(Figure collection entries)
----
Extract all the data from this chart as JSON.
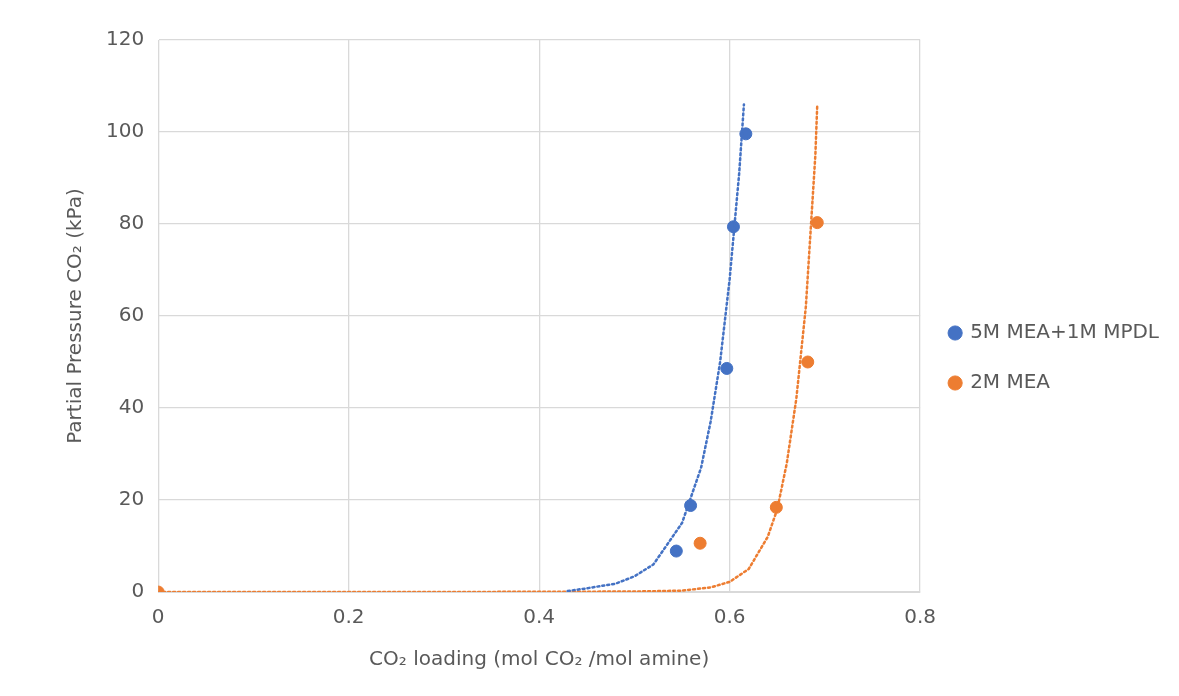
{
  "chart_data": {
    "type": "scatter",
    "xlabel": "CO₂ loading (mol CO₂ /mol amine)",
    "ylabel": "Partial Pressure CO₂ (kPa)",
    "xlim": [
      0,
      0.8
    ],
    "xticks": [
      0,
      0.2,
      0.4,
      0.6,
      0.8
    ],
    "ylim": [
      0,
      120
    ],
    "yticks": [
      0,
      20,
      40,
      60,
      80,
      100,
      120
    ],
    "grid": true,
    "legend": "right",
    "marker": "circle",
    "series": [
      {
        "type": "line",
        "color": "#4472c4",
        "line_style": "dotted",
        "marker": "none",
        "x": [
          0.43,
          0.45,
          0.48,
          0.5,
          0.52,
          0.55,
          0.57,
          0.58,
          0.59,
          0.6,
          0.61,
          0.615
        ],
        "values": [
          0.2,
          0.8,
          1.8,
          3.4,
          6,
          15,
          27,
          37,
          50,
          68,
          91,
          106
        ]
      },
      {
        "type": "line",
        "color": "#ed7d31",
        "line_style": "dotted",
        "marker": "none",
        "x": [
          0,
          0.3,
          0.5,
          0.55,
          0.58,
          0.6,
          0.62,
          0.64,
          0.65,
          0.66,
          0.67,
          0.68,
          0.69,
          0.692
        ],
        "values": [
          0,
          0,
          0.1,
          0.3,
          1,
          2.2,
          5,
          12,
          18,
          28,
          42,
          62,
          95,
          106
        ]
      },
      {
        "type": "scatter",
        "name": "5M MEA+1M MPDL",
        "color": "#4472c4",
        "x": [
          0.544,
          0.559,
          0.597,
          0.604,
          0.617
        ],
        "values": [
          8.9,
          18.8,
          48.6,
          79.4,
          99.6
        ]
      },
      {
        "type": "scatter",
        "name": "2M MEA",
        "color": "#ed7d31",
        "x": [
          0,
          0.569,
          0.649,
          0.682,
          0.692
        ],
        "values": [
          0,
          10.6,
          18.4,
          50,
          80.3
        ]
      }
    ]
  }
}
----
Instructions for the task: Exclude the pictures and repeat every other part of the records word for word.

Solution to the problem:
Extract all the data from this chart as JSON.
{
  "chart_data": {
    "type": "scatter",
    "xlabel": "CO₂ loading (mol CO₂ /mol amine)",
    "ylabel": "Partial Pressure CO₂ (kPa)",
    "xlim": [
      0,
      0.8
    ],
    "xticks": [
      0,
      0.2,
      0.4,
      0.6,
      0.8
    ],
    "ylim": [
      0,
      120
    ],
    "yticks": [
      0,
      20,
      40,
      60,
      80,
      100,
      120
    ],
    "grid": true,
    "legend": "right",
    "marker": "circle",
    "series": [
      {
        "type": "line",
        "color": "#4472c4",
        "line_style": "dotted",
        "marker": "none",
        "x": [
          0.43,
          0.45,
          0.48,
          0.5,
          0.52,
          0.55,
          0.57,
          0.58,
          0.59,
          0.6,
          0.61,
          0.615
        ],
        "values": [
          0.2,
          0.8,
          1.8,
          3.4,
          6,
          15,
          27,
          37,
          50,
          68,
          91,
          106
        ]
      },
      {
        "type": "line",
        "color": "#ed7d31",
        "line_style": "dotted",
        "marker": "none",
        "x": [
          0,
          0.3,
          0.5,
          0.55,
          0.58,
          0.6,
          0.62,
          0.64,
          0.65,
          0.66,
          0.67,
          0.68,
          0.69,
          0.692
        ],
        "values": [
          0,
          0,
          0.1,
          0.3,
          1,
          2.2,
          5,
          12,
          18,
          28,
          42,
          62,
          95,
          106
        ]
      },
      {
        "type": "scatter",
        "name": "5M MEA+1M MPDL",
        "color": "#4472c4",
        "x": [
          0.544,
          0.559,
          0.597,
          0.604,
          0.617
        ],
        "values": [
          8.9,
          18.8,
          48.6,
          79.4,
          99.6
        ]
      },
      {
        "type": "scatter",
        "name": "2M MEA",
        "color": "#ed7d31",
        "x": [
          0,
          0.569,
          0.649,
          0.682,
          0.692
        ],
        "values": [
          0,
          10.6,
          18.4,
          50,
          80.3
        ]
      }
    ]
  }
}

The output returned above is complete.